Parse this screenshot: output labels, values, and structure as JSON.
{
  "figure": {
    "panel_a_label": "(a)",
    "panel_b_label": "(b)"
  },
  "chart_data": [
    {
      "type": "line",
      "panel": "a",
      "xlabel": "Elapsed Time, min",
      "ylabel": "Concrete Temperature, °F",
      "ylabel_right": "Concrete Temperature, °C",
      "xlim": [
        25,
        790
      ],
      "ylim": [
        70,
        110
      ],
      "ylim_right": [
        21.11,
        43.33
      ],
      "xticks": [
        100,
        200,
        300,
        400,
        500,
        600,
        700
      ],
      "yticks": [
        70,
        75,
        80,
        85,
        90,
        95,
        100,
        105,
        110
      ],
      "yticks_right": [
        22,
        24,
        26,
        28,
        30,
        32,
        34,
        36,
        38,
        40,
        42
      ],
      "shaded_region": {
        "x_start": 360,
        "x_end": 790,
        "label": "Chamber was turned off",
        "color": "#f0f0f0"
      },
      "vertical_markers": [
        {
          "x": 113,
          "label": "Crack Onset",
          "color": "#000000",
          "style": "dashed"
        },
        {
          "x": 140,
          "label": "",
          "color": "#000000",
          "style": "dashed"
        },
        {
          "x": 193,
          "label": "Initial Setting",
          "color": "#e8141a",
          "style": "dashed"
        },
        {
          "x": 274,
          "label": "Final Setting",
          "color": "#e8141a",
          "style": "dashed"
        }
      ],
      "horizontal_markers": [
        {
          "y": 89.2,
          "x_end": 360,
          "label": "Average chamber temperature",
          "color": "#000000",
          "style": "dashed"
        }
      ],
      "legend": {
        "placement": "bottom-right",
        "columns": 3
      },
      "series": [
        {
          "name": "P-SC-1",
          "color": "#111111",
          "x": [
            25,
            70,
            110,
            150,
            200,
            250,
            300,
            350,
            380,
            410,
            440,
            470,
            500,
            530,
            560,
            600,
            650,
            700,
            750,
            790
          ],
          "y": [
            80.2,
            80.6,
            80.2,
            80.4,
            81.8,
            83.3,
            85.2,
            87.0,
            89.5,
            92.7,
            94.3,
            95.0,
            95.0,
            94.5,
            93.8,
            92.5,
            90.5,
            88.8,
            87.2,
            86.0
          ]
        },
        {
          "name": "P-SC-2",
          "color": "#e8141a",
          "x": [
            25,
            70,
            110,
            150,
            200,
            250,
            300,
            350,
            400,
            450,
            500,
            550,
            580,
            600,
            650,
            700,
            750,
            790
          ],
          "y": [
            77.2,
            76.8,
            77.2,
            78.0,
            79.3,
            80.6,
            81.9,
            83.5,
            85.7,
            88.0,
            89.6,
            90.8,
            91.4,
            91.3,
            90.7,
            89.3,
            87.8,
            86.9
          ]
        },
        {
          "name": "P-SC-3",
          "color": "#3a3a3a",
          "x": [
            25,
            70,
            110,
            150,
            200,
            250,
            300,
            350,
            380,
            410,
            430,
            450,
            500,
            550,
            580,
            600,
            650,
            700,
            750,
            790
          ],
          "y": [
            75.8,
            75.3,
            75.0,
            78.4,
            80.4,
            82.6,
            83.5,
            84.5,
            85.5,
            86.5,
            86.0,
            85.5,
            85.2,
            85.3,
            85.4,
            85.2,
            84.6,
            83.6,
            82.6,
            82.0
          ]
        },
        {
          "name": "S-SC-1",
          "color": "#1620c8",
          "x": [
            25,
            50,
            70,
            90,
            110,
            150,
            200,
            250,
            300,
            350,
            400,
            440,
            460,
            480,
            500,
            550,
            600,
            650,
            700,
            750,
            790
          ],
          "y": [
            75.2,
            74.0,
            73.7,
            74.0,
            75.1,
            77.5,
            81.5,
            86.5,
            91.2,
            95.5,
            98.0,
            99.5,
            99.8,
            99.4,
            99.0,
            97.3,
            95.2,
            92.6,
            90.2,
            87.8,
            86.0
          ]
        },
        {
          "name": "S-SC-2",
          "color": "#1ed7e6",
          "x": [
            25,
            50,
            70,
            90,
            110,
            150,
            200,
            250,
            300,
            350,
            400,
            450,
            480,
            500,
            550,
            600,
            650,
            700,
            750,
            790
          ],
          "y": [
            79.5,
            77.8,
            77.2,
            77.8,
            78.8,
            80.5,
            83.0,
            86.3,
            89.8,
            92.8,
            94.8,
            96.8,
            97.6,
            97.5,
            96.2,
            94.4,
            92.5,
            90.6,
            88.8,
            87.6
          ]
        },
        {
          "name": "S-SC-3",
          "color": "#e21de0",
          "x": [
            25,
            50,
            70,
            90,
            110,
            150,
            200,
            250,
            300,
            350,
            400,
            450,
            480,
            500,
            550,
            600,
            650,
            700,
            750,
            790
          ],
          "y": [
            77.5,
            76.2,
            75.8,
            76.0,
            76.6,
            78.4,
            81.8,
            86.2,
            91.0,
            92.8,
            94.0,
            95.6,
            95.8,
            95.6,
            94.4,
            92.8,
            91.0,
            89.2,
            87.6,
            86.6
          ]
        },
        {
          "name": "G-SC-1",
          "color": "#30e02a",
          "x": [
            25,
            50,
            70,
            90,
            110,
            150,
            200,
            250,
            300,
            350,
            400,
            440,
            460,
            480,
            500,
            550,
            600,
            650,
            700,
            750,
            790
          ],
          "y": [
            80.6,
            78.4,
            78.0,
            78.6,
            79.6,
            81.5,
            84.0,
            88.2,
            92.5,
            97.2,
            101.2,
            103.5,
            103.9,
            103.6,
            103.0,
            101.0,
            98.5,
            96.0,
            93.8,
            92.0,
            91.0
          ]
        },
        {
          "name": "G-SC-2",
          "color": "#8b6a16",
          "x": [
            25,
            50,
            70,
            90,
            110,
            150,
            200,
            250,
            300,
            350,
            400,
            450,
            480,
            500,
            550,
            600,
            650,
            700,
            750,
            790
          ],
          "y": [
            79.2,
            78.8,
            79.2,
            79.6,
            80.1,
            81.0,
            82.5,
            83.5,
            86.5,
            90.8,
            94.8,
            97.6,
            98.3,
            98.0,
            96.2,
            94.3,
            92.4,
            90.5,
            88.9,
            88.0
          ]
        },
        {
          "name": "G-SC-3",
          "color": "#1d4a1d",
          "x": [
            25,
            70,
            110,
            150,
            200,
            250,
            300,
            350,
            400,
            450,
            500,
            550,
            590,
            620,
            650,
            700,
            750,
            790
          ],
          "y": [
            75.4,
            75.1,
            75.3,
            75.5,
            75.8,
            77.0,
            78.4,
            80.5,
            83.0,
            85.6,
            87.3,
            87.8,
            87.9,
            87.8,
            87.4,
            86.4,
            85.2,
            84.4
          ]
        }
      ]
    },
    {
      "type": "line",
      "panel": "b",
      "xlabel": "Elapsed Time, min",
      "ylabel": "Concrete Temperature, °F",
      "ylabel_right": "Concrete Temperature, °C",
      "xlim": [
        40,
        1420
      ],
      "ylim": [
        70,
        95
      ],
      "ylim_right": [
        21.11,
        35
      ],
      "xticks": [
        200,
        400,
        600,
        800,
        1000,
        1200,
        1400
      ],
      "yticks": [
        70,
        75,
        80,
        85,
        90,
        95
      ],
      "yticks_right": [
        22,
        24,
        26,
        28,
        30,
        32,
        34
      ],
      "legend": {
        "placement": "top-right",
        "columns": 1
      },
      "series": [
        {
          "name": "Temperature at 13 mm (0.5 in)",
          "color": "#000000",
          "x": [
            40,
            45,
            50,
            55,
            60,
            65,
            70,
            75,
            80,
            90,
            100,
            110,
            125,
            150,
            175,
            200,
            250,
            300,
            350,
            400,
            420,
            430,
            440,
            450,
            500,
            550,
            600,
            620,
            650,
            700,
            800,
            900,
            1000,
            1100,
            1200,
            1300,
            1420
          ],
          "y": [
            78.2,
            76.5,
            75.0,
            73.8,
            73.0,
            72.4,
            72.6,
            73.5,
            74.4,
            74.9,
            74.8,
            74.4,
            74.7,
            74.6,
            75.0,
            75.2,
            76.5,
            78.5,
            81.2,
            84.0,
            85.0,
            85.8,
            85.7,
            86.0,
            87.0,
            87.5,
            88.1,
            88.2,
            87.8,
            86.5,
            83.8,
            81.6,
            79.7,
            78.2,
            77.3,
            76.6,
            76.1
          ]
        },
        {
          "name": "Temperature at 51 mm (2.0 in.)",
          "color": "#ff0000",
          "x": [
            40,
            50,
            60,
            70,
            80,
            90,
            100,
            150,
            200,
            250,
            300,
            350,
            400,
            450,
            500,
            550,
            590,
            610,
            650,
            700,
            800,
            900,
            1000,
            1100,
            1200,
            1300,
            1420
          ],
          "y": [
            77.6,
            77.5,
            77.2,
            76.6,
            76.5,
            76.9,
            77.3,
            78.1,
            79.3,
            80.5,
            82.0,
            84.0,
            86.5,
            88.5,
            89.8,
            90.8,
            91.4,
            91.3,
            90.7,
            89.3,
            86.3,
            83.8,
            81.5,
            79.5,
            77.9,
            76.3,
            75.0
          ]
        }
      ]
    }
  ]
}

------------------------------------------------------------

▸ TASK DIRECTIONS: Only lines with the word "placement" should be collected from the material.

▸ SOLUTION:
        "placement": "bottom-right",
        "placement": "top-right",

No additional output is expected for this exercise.